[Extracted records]
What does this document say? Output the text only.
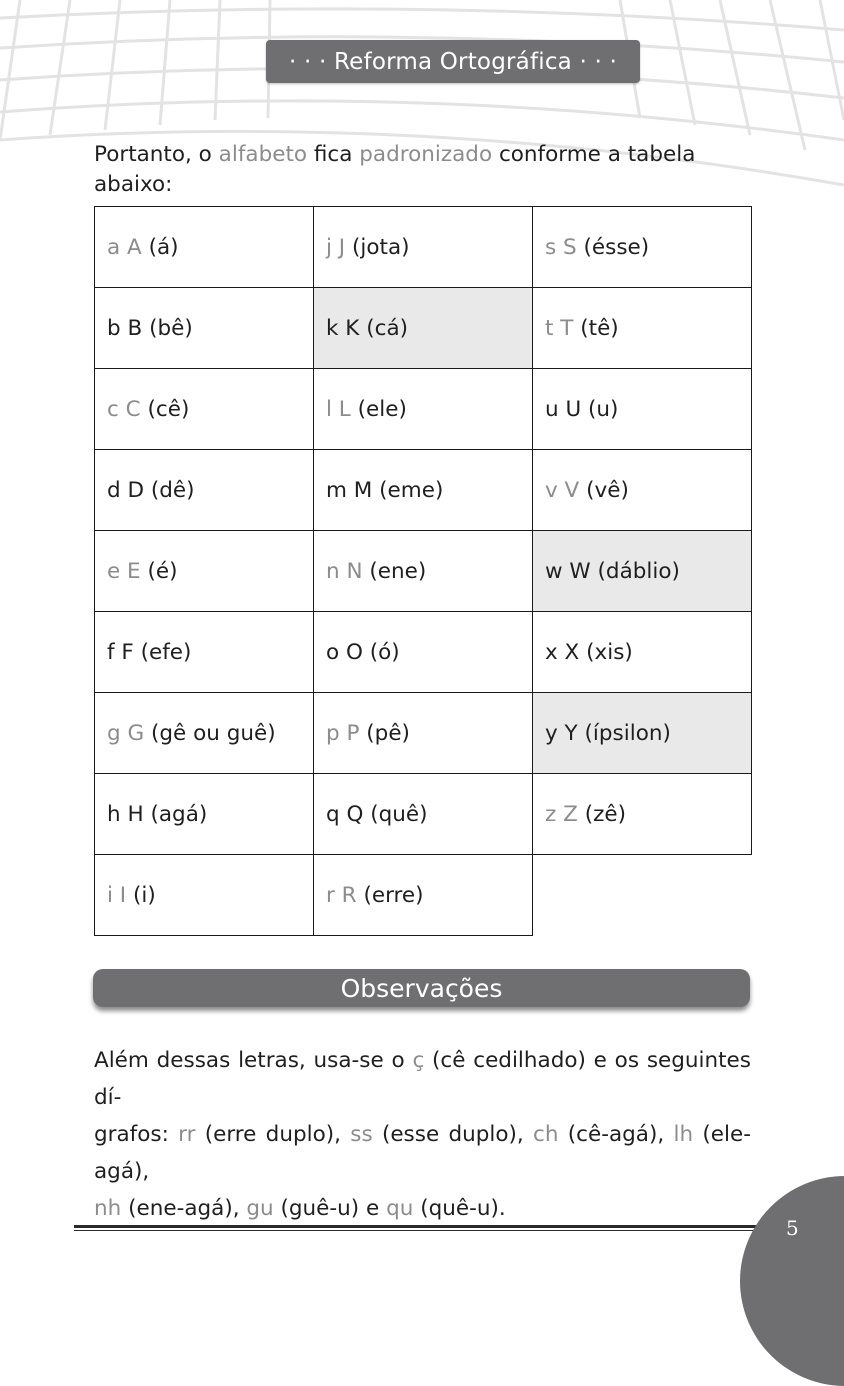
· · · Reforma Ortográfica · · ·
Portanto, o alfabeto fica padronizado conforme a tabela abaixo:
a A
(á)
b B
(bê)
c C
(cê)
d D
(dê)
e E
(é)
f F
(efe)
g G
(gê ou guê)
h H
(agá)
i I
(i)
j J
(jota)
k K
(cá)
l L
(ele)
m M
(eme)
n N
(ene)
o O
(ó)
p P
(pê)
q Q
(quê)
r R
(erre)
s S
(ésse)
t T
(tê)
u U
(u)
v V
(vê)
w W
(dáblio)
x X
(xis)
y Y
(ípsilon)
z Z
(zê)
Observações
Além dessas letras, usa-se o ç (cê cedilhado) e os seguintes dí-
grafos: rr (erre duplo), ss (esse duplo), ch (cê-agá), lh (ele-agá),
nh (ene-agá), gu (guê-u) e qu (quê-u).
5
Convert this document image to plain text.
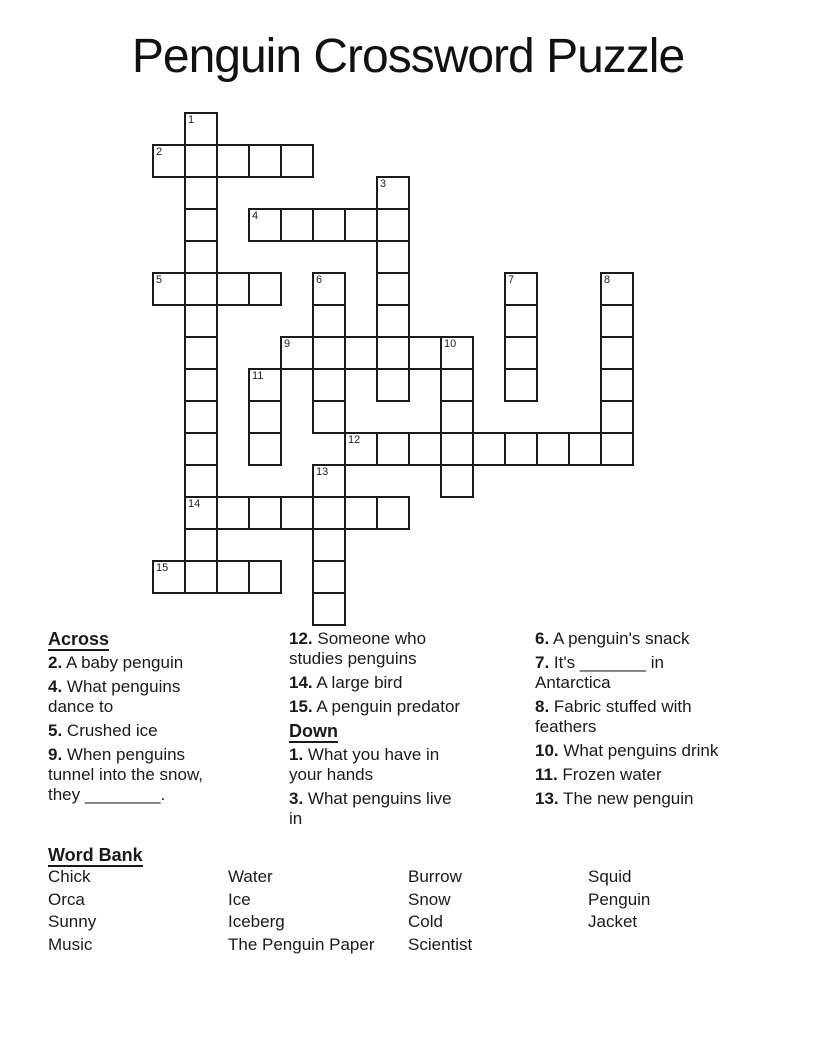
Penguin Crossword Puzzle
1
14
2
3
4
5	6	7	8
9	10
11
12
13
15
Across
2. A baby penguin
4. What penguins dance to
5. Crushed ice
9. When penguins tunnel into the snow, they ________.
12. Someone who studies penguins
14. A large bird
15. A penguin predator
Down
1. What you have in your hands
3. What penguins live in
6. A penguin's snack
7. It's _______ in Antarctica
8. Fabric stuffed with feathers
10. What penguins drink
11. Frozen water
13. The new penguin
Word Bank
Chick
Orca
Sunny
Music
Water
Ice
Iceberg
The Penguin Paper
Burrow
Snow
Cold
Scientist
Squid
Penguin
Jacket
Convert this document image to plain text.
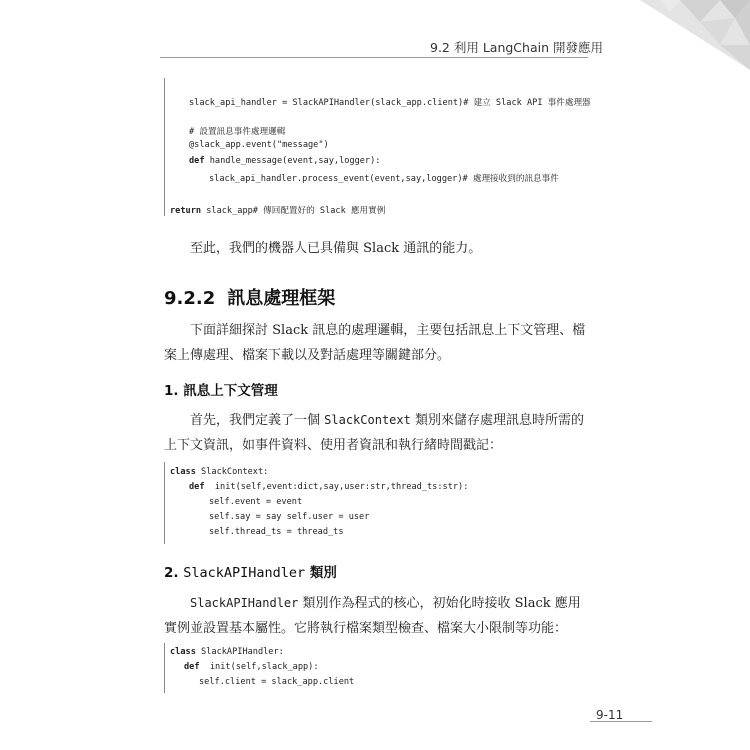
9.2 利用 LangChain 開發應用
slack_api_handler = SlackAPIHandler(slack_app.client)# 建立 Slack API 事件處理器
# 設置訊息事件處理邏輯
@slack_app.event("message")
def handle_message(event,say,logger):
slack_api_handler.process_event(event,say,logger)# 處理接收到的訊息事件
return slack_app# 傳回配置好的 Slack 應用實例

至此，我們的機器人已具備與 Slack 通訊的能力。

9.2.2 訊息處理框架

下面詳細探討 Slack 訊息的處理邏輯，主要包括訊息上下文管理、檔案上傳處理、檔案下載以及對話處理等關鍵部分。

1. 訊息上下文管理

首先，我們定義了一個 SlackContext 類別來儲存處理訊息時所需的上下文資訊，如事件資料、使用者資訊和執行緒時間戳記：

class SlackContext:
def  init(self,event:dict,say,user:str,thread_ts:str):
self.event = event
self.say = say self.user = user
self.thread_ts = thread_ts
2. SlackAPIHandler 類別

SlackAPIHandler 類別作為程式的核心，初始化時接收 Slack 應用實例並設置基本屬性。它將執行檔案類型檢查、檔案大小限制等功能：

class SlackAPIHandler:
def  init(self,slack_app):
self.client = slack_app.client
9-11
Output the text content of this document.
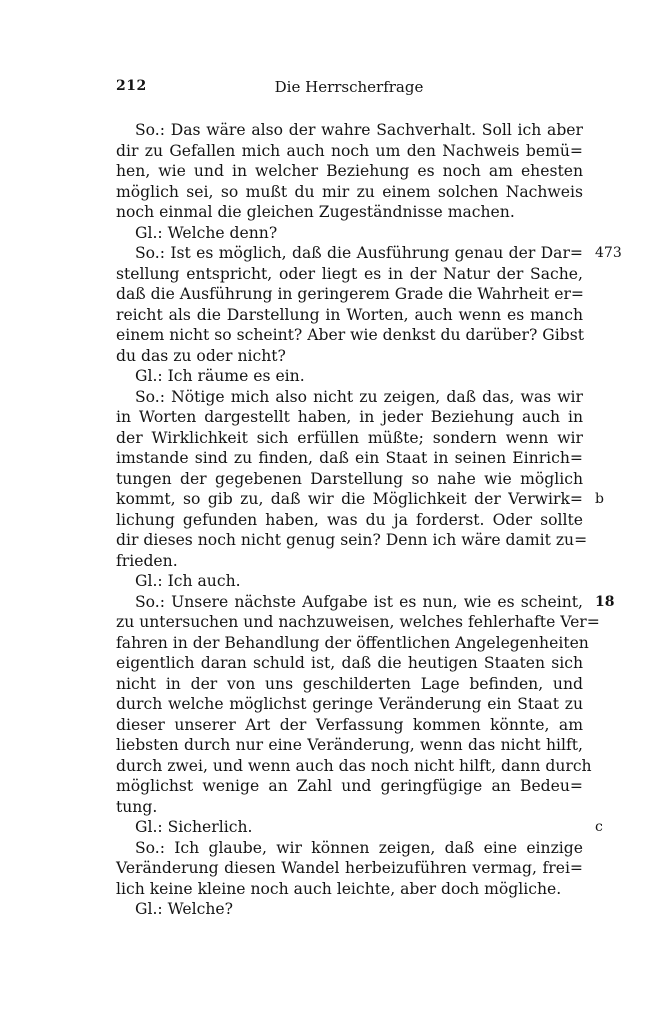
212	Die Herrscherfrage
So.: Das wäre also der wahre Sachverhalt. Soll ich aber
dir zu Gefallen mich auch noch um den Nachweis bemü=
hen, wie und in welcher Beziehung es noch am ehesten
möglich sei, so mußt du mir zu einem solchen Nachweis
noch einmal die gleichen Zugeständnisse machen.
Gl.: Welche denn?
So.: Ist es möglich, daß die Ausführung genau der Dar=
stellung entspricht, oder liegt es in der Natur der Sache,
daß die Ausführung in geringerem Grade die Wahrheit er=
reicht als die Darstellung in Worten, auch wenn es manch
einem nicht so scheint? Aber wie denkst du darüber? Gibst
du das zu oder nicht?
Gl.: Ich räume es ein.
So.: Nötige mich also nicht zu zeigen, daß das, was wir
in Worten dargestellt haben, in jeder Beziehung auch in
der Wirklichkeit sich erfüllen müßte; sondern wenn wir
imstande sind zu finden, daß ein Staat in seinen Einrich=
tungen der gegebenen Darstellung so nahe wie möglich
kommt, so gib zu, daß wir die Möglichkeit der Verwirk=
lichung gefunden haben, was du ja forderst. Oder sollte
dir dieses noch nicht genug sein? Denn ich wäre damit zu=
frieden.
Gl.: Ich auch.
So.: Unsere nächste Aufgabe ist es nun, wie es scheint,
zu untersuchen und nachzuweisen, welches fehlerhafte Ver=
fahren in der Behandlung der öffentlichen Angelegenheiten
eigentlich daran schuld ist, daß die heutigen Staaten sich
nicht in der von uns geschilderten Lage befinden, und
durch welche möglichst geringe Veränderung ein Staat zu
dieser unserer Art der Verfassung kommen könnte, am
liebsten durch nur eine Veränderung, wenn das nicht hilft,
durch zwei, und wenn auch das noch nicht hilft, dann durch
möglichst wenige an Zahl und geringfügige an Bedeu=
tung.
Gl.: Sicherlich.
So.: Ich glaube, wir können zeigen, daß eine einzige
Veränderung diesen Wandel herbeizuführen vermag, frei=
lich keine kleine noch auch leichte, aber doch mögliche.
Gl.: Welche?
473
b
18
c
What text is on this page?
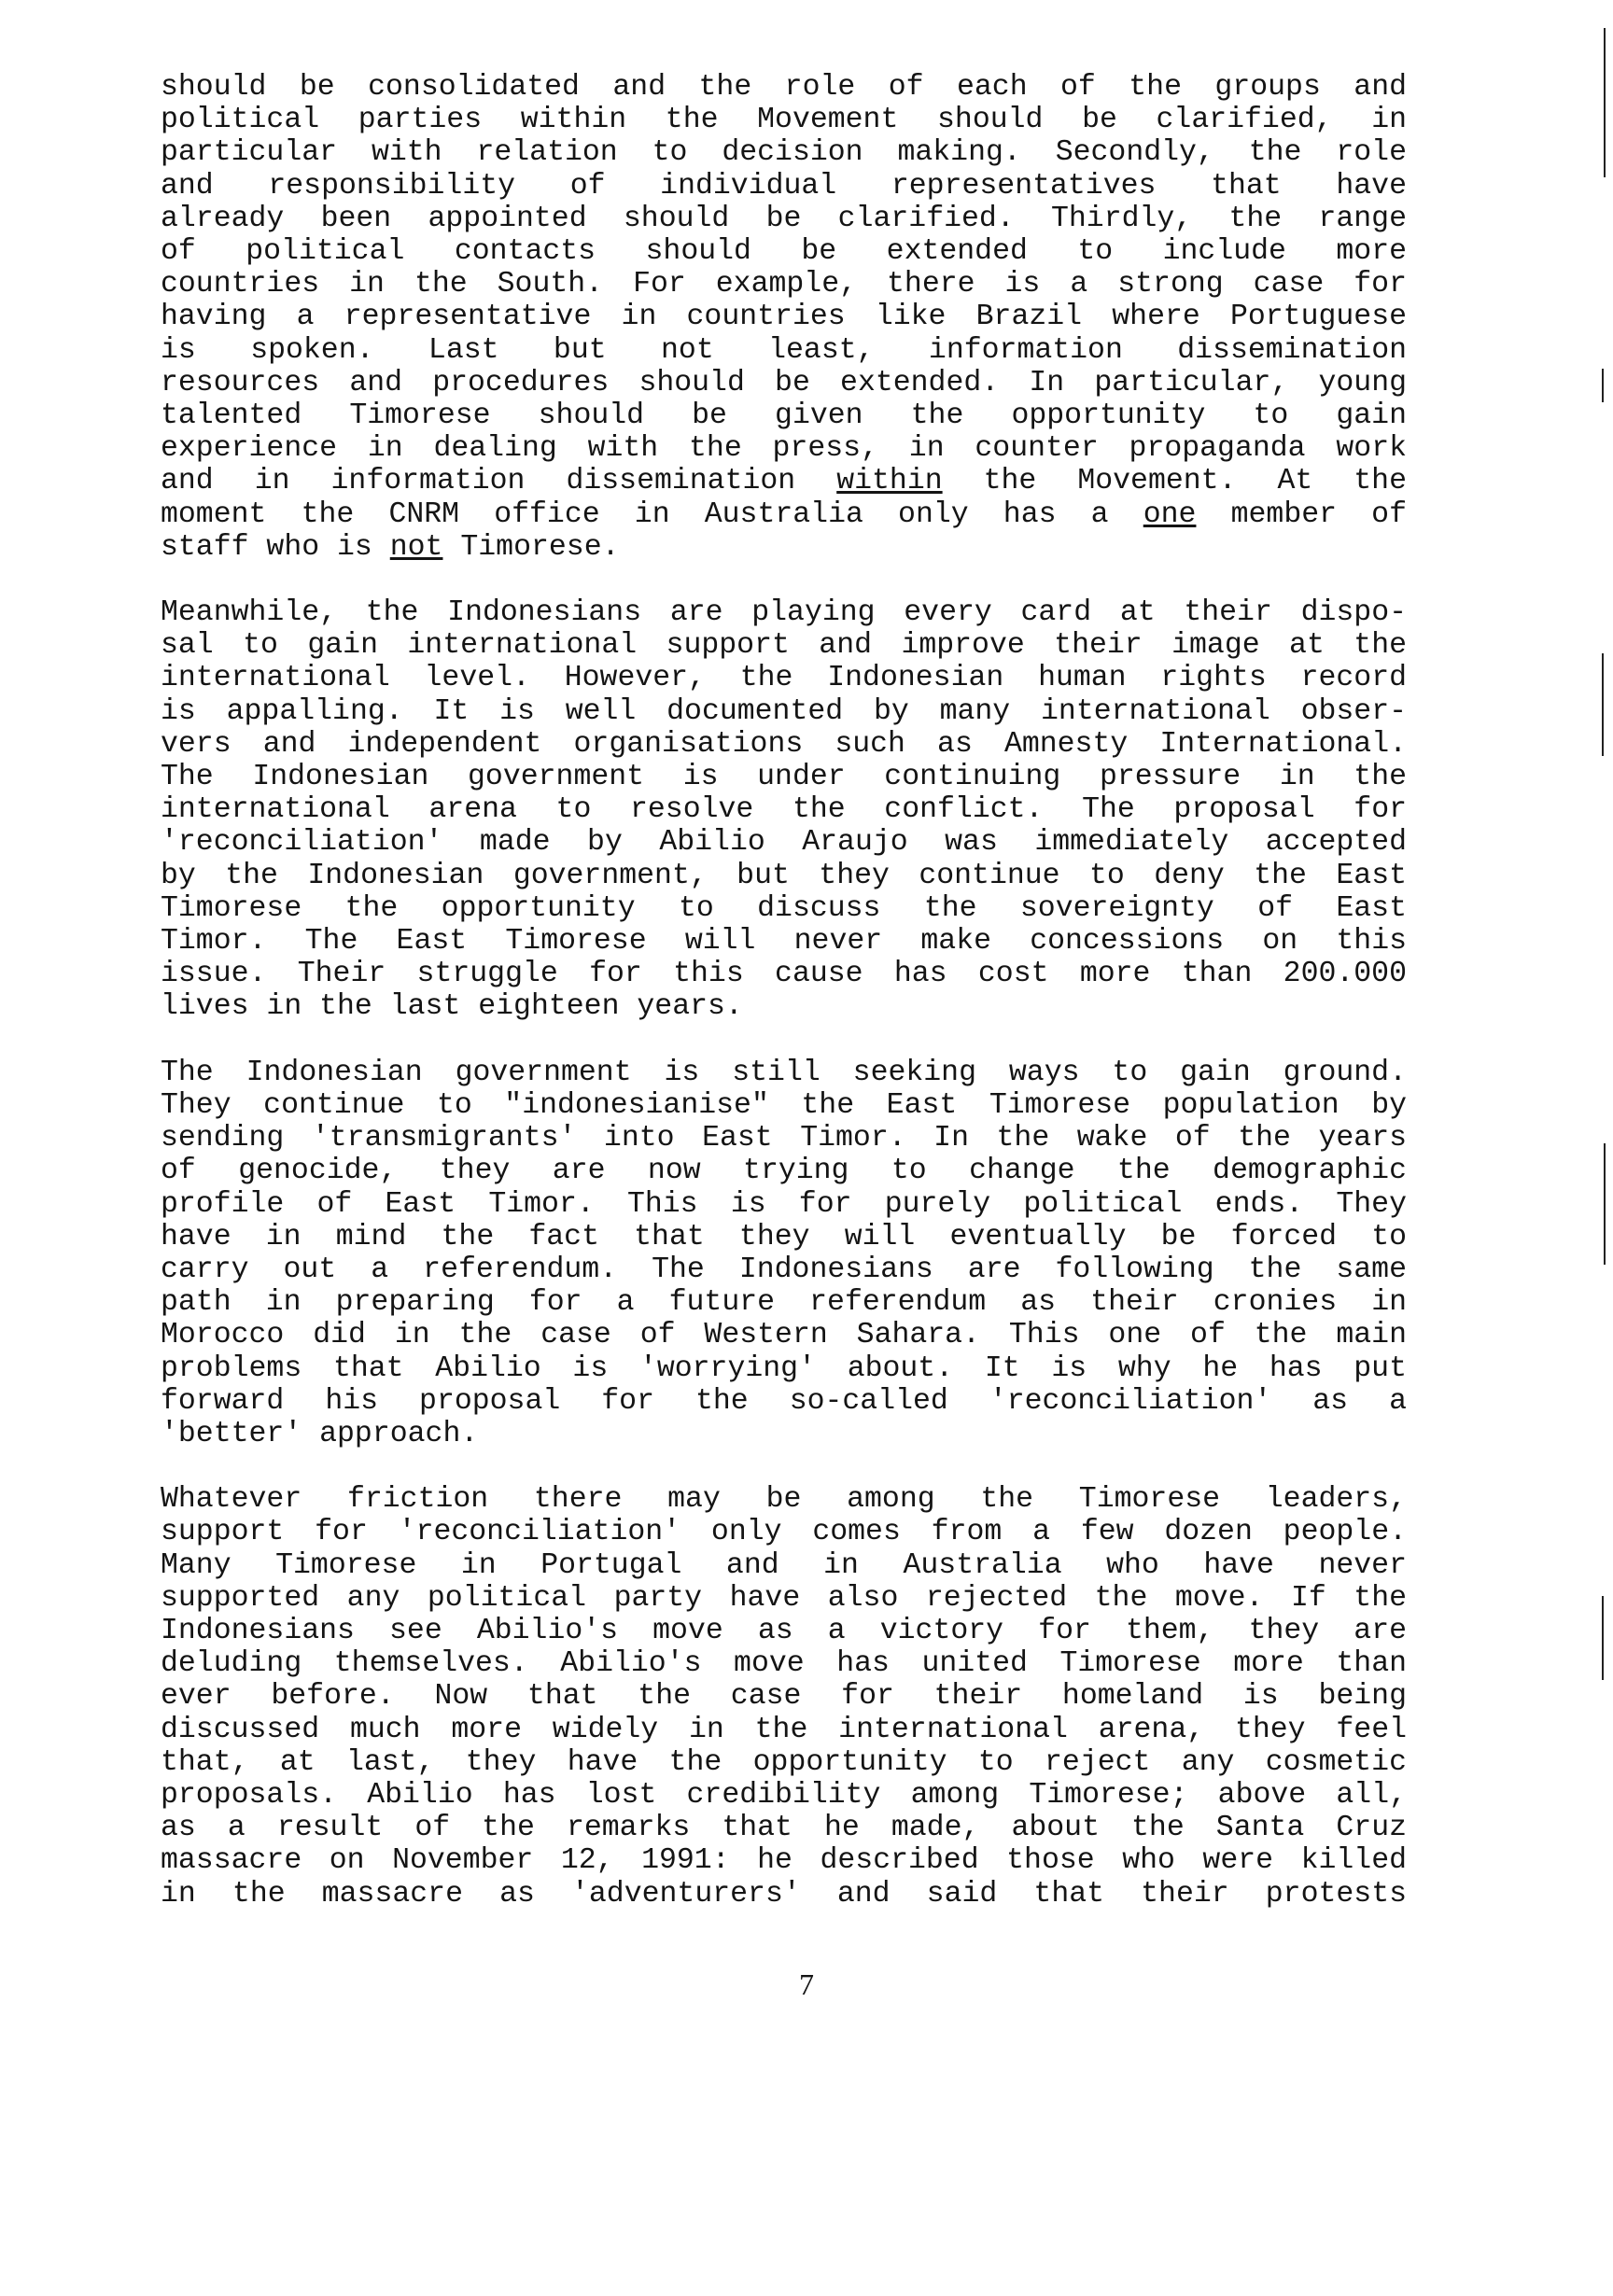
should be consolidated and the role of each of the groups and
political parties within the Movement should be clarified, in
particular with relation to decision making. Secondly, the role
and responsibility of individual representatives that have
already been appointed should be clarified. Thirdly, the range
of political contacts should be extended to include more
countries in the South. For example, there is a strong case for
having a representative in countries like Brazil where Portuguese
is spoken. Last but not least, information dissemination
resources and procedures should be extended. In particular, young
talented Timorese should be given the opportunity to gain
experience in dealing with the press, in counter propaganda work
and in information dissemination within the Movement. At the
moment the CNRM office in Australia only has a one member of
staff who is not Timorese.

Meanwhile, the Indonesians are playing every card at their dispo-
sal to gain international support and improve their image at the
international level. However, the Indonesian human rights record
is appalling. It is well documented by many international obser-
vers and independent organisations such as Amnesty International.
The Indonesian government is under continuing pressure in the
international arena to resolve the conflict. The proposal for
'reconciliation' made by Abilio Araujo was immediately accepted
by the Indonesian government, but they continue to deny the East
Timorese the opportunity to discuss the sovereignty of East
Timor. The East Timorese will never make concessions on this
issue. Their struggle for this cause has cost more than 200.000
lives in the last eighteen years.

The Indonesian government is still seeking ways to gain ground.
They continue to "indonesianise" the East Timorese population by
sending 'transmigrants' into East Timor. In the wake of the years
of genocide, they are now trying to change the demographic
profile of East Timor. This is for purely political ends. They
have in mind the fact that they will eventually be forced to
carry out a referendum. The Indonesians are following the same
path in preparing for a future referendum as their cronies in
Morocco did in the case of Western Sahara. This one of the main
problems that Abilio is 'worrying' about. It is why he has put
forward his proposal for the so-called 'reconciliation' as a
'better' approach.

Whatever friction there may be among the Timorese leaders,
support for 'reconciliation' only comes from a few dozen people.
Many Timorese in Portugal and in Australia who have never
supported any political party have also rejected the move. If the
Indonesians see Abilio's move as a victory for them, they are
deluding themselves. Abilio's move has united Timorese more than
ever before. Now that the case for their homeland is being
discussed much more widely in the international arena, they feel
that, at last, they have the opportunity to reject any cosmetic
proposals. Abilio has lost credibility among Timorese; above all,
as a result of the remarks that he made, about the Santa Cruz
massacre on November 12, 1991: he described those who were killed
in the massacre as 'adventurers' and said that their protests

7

* _WHAT THE EXERCISE ASKS_
Where a line in the entries holds "extended", copy that line.

* _RESPONSE_
of political contacts should be extended to include more
resources and procedures should be extended. In particular, young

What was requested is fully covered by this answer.